> _Entries supplied_:

** Begin **

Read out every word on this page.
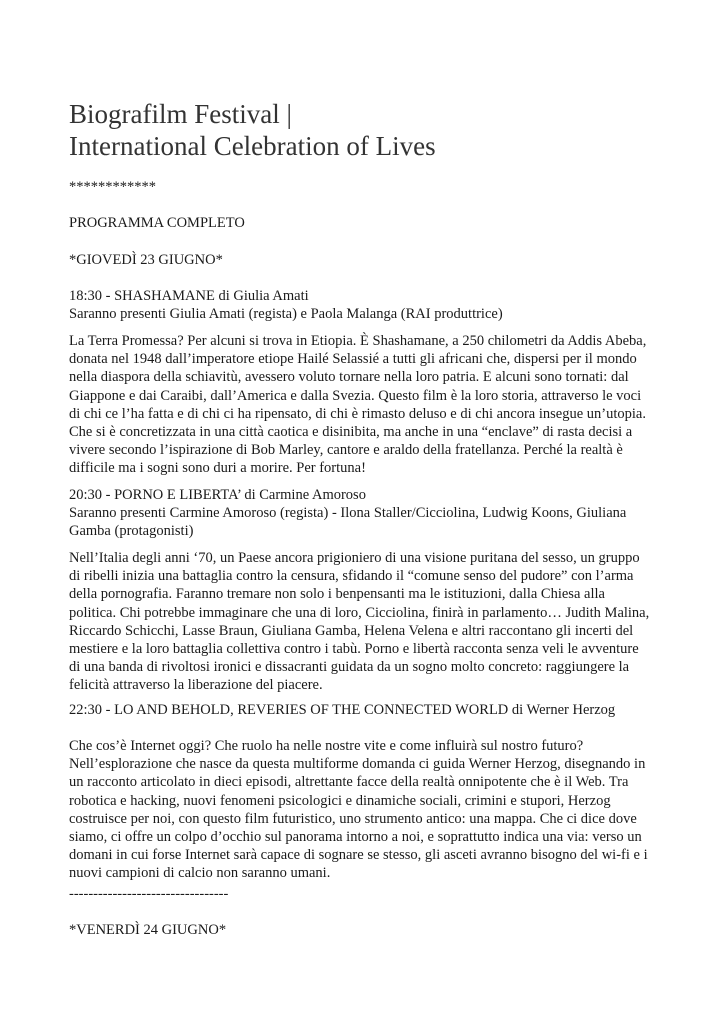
Biografilm Festival |
International Celebration of Lives
************
PROGRAMMA COMPLETO
*GIOVEDÌ 23 GIUGNO*
18:30 - SHASHAMANE di Giulia Amati
Saranno presenti Giulia Amati (regista) e Paola Malanga (RAI produttrice)
La Terra Promessa? Per alcuni si trova in Etiopia. È Shashamane, a 250 chilometri da Addis Abeba,
donata nel 1948 dall’imperatore etiope Hailé Selassié a tutti gli africani che, dispersi per il mondo
nella diaspora della schiavitù, avessero voluto tornare nella loro patria. E alcuni sono tornati: dal
Giappone e dai Caraibi, dall’America e dalla Svezia. Questo film è la loro storia, attraverso le voci
di chi ce l’ha fatta e di chi ci ha ripensato, di chi è rimasto deluso e di chi ancora insegue un’utopia.
Che si è concretizzata in una città caotica e disinibita, ma anche in una “enclave” di rasta decisi a
vivere secondo l’ispirazione di Bob Marley, cantore e araldo della fratellanza. Perché la realtà è
difficile ma i sogni sono duri a morire. Per fortuna!
20:30 - PORNO E LIBERTA’ di Carmine Amoroso
Saranno presenti Carmine Amoroso (regista) - Ilona Staller/Cicciolina, Ludwig Koons, Giuliana
Gamba (protagonisti)
Nell’Italia degli anni ‘70, un Paese ancora prigioniero di una visione puritana del sesso, un gruppo
di ribelli inizia una battaglia contro la censura, sfidando il “comune senso del pudore” con l’arma
della pornografia. Faranno tremare non solo i benpensanti ma le istituzioni, dalla Chiesa alla
politica. Chi potrebbe immaginare che una di loro, Cicciolina, finirà in parlamento… Judith Malina,
Riccardo Schicchi, Lasse Braun, Giuliana Gamba, Helena Velena e altri raccontano gli incerti del
mestiere e la loro battaglia collettiva contro i tabù. Porno e libertà racconta senza veli le avventure
di una banda di rivoltosi ironici e dissacranti guidata da un sogno molto concreto: raggiungere la
felicità attraverso la liberazione del piacere.
22:30 - LO AND BEHOLD, REVERIES OF THE CONNECTED WORLD di Werner Herzog
Che cos’è Internet oggi? Che ruolo ha nelle nostre vite e come influirà sul nostro futuro?
Nell’esplorazione che nasce da questa multiforme domanda ci guida Werner Herzog, disegnando in
un racconto articolato in dieci episodi, altrettante facce della realtà onnipotente che è il Web. Tra
robotica e hacking, nuovi fenomeni psicologici e dinamiche sociali, crimini e stupori, Herzog
costruisce per noi, con questo film futuristico, uno strumento antico: una mappa. Che ci dice dove
siamo, ci offre un colpo d’occhio sul panorama intorno a noi, e soprattutto indica una via: verso un
domani in cui forse Internet sarà capace di sognare se stesso, gli asceti avranno bisogno del wi-fi e i
nuovi campioni di calcio non saranno umani.
---------------------------------
*VENERDÌ 24 GIUGNO*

** End **

> _What this task involves_:
From the entries, copy out each line containing the word "Herzog".

> _Task response_:
22:30 - LO AND BEHOLD, REVERIES OF THE CONNECTED WORLD di Werner Herzog
Nell’esplorazione che nasce da questa multiforme domanda ci guida Werner Herzog, disegnando in
robotica e hacking, nuovi fenomeni psicologici e dinamiche sociali, crimini e stupori, Herzog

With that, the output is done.